▽

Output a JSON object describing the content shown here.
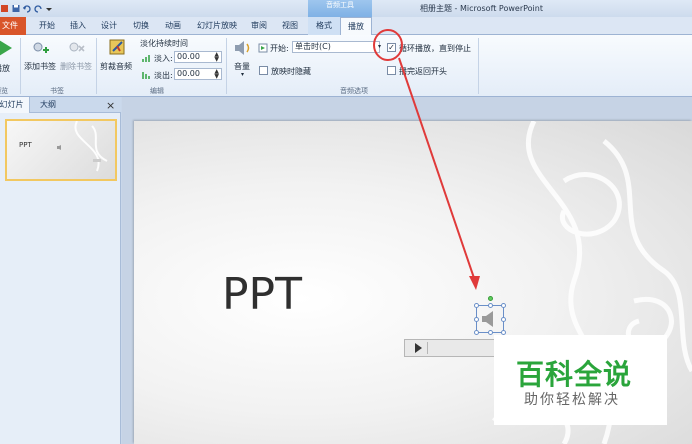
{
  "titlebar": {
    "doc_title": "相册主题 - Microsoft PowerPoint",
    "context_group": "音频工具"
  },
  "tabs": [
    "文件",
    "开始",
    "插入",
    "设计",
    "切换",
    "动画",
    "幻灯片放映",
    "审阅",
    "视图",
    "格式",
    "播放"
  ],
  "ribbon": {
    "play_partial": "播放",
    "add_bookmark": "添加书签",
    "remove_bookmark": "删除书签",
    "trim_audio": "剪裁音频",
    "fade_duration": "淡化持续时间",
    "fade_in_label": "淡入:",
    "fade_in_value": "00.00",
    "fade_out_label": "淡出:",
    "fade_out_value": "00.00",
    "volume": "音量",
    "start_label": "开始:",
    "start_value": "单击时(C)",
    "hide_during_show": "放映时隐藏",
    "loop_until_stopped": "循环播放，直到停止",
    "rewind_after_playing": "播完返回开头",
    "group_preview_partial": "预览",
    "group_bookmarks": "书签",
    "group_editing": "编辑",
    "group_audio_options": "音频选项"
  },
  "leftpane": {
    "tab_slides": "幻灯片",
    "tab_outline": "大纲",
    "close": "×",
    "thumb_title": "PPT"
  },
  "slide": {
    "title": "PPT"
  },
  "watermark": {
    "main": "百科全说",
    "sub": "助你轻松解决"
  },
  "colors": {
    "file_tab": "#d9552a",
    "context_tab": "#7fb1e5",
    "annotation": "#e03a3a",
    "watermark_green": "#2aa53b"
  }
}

△
▽

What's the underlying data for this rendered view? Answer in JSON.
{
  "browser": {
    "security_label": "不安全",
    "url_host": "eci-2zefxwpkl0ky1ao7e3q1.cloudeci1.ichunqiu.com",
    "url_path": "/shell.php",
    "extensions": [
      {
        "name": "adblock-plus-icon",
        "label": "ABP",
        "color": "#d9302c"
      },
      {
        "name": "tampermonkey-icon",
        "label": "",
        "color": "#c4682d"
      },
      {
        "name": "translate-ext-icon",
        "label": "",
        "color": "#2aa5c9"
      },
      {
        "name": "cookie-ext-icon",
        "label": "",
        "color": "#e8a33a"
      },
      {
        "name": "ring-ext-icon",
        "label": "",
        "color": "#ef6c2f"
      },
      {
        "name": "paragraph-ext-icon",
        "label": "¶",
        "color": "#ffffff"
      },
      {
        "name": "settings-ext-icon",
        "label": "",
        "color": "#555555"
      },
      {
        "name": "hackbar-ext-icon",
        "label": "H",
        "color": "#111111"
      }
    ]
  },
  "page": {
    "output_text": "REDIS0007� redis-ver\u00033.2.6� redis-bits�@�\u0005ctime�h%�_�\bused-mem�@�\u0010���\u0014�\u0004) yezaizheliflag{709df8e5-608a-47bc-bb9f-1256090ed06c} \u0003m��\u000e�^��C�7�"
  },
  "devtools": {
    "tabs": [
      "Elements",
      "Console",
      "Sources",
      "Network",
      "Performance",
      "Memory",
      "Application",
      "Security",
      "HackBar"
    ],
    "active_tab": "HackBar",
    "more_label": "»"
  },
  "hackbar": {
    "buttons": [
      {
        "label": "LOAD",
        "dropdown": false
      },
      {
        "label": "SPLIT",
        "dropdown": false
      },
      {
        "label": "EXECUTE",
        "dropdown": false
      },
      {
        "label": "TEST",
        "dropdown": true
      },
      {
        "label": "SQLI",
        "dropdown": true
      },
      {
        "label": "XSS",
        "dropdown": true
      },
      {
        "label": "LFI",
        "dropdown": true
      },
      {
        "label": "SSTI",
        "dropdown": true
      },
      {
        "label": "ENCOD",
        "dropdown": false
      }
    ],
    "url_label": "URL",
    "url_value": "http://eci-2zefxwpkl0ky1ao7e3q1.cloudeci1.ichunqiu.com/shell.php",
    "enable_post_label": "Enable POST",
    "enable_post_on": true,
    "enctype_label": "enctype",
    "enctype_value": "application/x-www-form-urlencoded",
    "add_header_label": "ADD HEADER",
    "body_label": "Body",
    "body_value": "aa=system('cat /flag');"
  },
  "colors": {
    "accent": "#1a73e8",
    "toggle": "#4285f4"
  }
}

△
▽

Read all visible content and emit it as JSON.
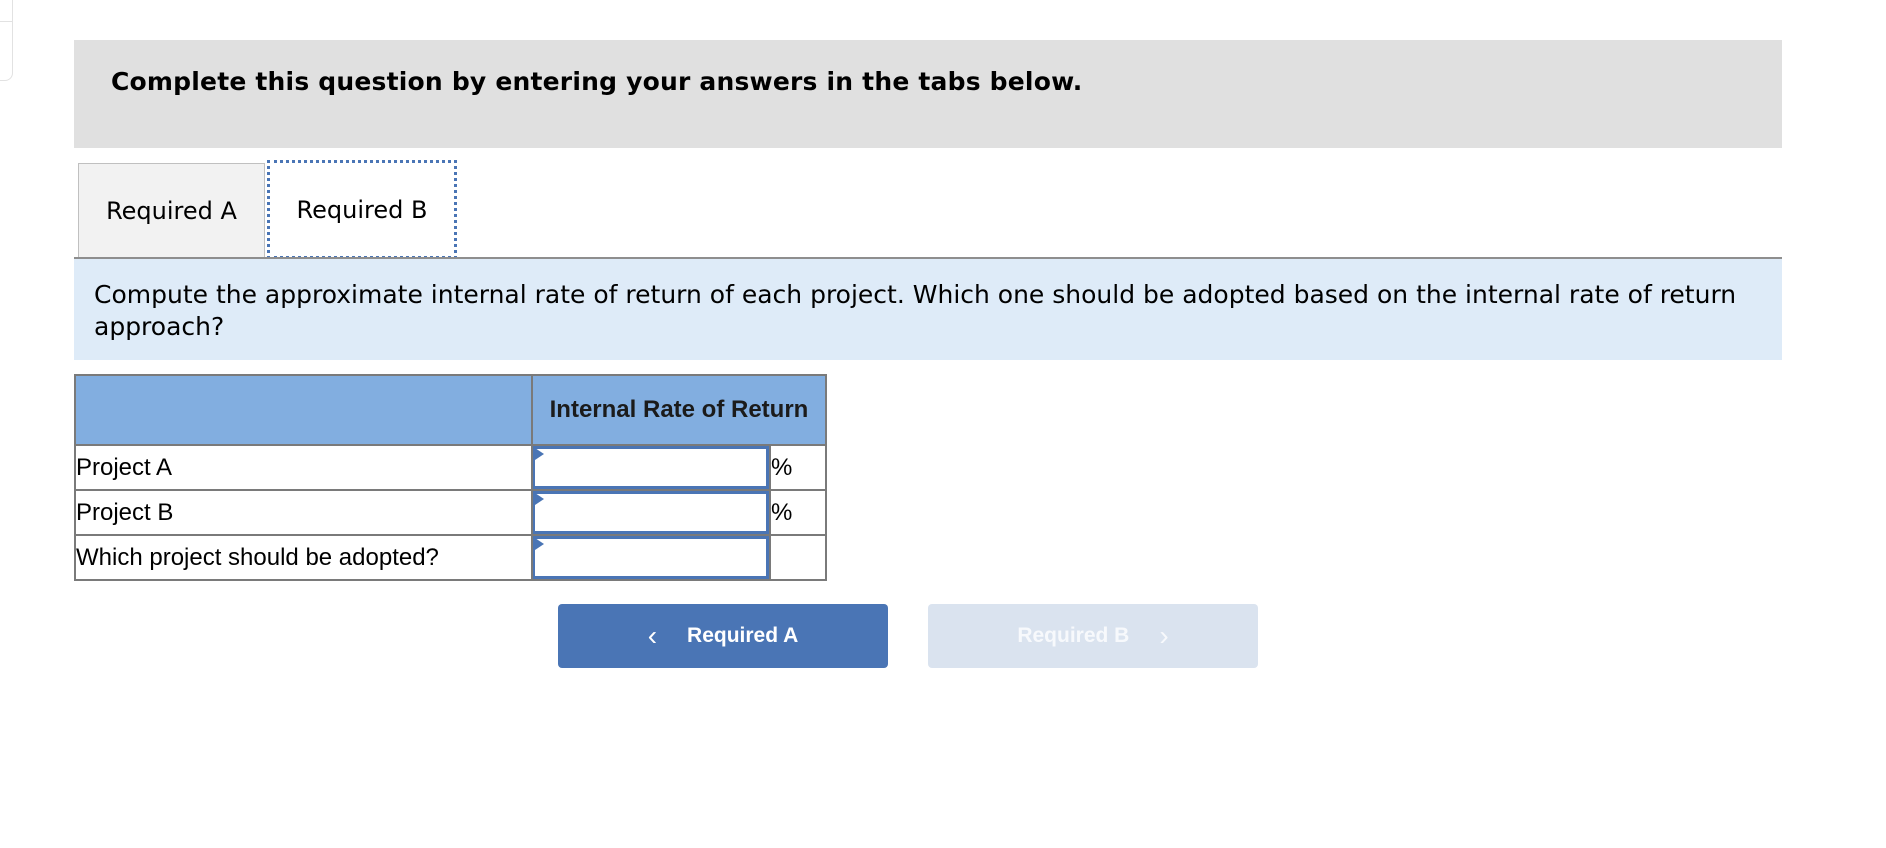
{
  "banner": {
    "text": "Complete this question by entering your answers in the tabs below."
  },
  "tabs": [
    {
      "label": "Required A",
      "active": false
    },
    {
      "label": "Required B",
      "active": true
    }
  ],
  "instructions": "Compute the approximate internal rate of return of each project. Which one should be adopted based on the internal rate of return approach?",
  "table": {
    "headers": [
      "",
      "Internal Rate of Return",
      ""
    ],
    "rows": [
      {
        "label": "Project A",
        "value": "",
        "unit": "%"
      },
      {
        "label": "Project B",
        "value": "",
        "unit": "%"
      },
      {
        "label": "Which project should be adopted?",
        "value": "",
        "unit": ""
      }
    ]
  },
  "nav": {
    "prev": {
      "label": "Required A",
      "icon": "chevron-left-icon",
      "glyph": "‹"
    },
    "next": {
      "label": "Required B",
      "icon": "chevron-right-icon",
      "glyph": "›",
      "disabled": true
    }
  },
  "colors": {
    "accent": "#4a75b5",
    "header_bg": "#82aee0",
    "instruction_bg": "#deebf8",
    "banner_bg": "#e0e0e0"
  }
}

△

— Aim —
Copy each line of the listing in which the word "icon" can be found.

— Written solution —
        "name": "adblock-plus-icon",
        "name": "tampermonkey-icon",
        "name": "translate-ext-icon",
        "name": "cookie-ext-icon",
        "name": "ring-ext-icon",
        "name": "paragraph-ext-icon",
        "name": "settings-ext-icon",
        "name": "hackbar-ext-icon",
      "icon": "chevron-left-icon",
      "icon": "chevron-right-icon",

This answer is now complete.